【2月23日 AFP】東京・日野市の多摩動物公園(Tama Zoological Park)に非常事態警報が発せられた。警察と救急隊の協力を得て、50人以上の飼育員らが、逃げ出した「ユキヒョウ」を捕獲しようとしている。子供に牙をむく前に、止めなければ──。

 その場にいた子供たちは楽しんでいるが、大人たちは真剣だ。おりから逃げたユキヒョウは、着ぐるみを着た動物園の職員であることは、誰の目にも明らかなのだが。

 これはコントではない。毎年、東京の2大動物園で行われる安全訓練だ。設定はいつも同じ。凶暴な猛獣が脱走し、最後には鎮静剤を打たれて捕獲されるというわけだ。

 毎年変えるのは、その着ぐるみだけ。昨年は上野動物園(Ueno Zoological Gardens)でゴリラが脱走し、その前の年は多摩動物公園でシマウマが逃げ出した。

 着ぐるみ以上に面白いのは、訓練の参加者たちがあまりに大真面目に取り組んでいることだ。そこまでする意味があるのか?

 園長の福田豊(Yutaka Fukada)氏によれば、地震で木が倒れておりが壊れる可能性もあり、動物が逃げた際に迅速に対応することが彼らの義務で、訓練はそのためのものであると語った。

····················

**課題内容:**
動物園の脱走訓練の本文のうち、「その場にいた子供たちは楽しん」から「のためのものであると語った。」までをすべて書き写しなさい。その際、「着ぐるみ」を「コスチューム」に置き換えること。 データの行は、本文の内容とは関係がありません。

····················

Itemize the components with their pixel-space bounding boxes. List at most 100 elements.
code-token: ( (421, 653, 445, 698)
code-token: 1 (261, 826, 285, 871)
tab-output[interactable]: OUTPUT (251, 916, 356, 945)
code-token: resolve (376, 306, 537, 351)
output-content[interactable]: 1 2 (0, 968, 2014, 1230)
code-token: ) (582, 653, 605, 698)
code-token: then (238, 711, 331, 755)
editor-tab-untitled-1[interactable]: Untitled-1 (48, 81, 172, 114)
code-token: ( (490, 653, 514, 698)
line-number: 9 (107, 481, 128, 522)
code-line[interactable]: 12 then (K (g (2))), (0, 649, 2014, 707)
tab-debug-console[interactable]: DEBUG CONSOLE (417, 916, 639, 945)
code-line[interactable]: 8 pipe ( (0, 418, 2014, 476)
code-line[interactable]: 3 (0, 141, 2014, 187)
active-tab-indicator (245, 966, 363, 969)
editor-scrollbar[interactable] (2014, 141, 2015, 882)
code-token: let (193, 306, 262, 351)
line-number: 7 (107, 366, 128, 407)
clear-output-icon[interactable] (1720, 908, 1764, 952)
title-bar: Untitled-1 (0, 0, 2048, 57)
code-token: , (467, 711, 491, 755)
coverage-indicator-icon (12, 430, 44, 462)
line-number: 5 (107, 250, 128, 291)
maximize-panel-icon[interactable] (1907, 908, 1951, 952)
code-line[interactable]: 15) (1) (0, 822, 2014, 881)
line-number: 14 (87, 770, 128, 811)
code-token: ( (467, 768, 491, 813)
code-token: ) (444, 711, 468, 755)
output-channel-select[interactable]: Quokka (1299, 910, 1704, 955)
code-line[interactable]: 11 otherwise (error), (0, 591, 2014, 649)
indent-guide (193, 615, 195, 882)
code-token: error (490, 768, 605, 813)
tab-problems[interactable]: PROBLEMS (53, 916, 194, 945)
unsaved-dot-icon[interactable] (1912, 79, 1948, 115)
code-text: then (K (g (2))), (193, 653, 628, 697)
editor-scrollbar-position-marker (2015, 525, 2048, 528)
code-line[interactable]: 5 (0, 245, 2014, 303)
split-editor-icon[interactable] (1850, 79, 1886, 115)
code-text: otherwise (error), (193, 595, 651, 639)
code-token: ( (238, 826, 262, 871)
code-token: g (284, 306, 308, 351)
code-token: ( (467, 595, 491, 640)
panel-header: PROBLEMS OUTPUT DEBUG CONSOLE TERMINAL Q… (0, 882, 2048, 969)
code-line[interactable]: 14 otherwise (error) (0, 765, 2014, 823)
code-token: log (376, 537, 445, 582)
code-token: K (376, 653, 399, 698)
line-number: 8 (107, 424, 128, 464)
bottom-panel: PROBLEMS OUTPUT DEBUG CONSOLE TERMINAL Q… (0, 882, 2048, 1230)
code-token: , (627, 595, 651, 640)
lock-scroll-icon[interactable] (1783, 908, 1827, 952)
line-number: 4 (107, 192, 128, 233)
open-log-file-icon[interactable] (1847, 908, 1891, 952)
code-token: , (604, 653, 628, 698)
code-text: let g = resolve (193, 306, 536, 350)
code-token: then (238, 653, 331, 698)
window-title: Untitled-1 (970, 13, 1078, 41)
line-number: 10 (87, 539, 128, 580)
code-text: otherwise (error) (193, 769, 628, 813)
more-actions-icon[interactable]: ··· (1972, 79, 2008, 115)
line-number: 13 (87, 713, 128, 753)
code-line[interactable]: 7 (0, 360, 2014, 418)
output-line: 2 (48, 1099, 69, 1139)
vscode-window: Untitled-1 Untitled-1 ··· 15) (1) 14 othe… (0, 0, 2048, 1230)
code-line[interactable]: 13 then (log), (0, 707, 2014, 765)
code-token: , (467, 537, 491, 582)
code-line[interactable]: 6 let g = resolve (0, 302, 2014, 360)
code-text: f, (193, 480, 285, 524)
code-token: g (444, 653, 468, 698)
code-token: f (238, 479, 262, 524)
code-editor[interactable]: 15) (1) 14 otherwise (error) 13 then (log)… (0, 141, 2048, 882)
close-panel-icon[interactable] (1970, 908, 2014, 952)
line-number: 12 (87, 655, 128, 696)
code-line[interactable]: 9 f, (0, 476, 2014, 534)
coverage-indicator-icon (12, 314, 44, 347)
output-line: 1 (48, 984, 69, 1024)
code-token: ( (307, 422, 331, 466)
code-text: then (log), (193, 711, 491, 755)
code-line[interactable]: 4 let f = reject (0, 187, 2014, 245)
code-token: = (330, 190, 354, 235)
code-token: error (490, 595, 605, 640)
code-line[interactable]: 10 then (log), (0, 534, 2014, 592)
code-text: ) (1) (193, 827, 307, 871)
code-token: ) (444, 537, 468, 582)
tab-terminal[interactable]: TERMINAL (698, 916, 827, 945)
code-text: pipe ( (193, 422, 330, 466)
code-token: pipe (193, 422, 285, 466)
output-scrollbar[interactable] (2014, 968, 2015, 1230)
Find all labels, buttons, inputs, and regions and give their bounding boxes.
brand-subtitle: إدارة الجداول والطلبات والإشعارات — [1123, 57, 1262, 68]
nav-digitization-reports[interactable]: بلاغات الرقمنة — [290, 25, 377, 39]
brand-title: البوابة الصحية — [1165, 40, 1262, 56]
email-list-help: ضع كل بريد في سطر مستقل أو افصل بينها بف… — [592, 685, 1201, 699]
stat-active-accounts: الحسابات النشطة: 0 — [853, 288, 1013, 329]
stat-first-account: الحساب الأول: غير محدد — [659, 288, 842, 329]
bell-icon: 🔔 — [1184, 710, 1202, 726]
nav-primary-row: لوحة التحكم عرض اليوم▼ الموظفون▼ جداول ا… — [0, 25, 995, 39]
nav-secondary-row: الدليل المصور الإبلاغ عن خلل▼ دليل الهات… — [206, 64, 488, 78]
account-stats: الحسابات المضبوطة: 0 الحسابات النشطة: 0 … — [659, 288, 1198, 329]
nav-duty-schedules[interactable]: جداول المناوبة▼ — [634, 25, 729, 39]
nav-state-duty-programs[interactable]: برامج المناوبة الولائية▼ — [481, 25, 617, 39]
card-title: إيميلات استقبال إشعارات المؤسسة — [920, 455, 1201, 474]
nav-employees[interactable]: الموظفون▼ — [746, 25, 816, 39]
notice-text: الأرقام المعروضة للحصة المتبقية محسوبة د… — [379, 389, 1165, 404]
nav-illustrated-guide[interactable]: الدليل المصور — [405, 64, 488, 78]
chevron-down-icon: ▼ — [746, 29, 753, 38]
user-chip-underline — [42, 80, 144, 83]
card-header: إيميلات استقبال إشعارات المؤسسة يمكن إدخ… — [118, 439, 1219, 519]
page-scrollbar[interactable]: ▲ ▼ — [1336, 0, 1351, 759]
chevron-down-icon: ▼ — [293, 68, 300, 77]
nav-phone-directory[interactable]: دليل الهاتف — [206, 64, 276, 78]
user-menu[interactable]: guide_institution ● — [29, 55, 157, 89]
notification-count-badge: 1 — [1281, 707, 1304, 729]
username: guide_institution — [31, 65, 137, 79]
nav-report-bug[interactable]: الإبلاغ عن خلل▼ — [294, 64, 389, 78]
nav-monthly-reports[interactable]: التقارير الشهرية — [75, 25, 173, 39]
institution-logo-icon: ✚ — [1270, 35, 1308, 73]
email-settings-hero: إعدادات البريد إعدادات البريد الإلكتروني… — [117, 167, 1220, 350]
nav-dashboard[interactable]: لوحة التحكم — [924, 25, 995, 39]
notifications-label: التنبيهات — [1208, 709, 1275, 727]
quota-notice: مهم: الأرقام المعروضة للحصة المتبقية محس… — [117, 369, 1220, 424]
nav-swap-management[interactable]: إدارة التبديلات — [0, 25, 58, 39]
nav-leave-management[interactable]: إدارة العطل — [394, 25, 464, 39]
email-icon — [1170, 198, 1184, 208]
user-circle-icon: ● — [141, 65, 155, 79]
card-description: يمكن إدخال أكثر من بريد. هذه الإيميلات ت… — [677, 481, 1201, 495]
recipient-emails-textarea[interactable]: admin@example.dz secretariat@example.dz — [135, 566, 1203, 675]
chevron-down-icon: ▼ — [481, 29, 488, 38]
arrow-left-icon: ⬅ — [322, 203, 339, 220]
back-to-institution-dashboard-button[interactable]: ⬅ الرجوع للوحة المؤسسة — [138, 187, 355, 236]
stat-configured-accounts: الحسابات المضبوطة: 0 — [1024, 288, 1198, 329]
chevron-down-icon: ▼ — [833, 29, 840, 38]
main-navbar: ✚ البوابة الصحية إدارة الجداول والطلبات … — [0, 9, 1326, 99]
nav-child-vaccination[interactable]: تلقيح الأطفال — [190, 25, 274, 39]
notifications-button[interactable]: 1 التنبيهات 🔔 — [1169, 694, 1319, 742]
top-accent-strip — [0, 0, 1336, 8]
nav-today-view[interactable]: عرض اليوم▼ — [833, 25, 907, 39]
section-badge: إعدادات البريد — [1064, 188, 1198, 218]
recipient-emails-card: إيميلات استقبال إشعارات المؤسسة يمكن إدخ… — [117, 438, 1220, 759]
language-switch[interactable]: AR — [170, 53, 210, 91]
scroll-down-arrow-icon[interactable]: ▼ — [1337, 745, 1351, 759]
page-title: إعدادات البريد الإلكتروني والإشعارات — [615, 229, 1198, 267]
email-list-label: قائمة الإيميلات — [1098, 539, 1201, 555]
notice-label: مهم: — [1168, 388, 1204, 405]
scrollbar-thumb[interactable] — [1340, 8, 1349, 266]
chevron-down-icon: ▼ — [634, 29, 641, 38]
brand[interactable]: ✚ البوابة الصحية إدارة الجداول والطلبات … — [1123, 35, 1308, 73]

····················

**解答:**
その場にいた子供たちは楽しんでいるが、大人たちは真剣だ。おりから逃げたユキヒョウは、コスチュームを着た動物園の職員であることは、誰の目にも明らかなのだが。

 これはコントではない。毎年、東京の2大動物園で行われる安全訓練だ。設定はいつも同じ。凶暴な猛獣が脱走し、最後には鎮静剤を打たれて捕獲されるというわけだ。

 毎年変えるのは、そのコスチュームだけ。昨年は上野動物園(Ueno Zoological Gardens)でゴリラが脱走し、その前の年は多摩動物公園でシマウマが逃げ出した。

 コスチューム以上に面白いのは、訓練の参加者たちがあまりに大真面目に取り組んでいることだ。そこまでする意味があるのか?

 園長の福田豊(Yutaka Fukada)氏によれば、地震で木が倒れておりが壊れる可能性もあり、動物が逃げた際に迅速に対応することが彼らの義務で、訓練はそのためのものであると語った。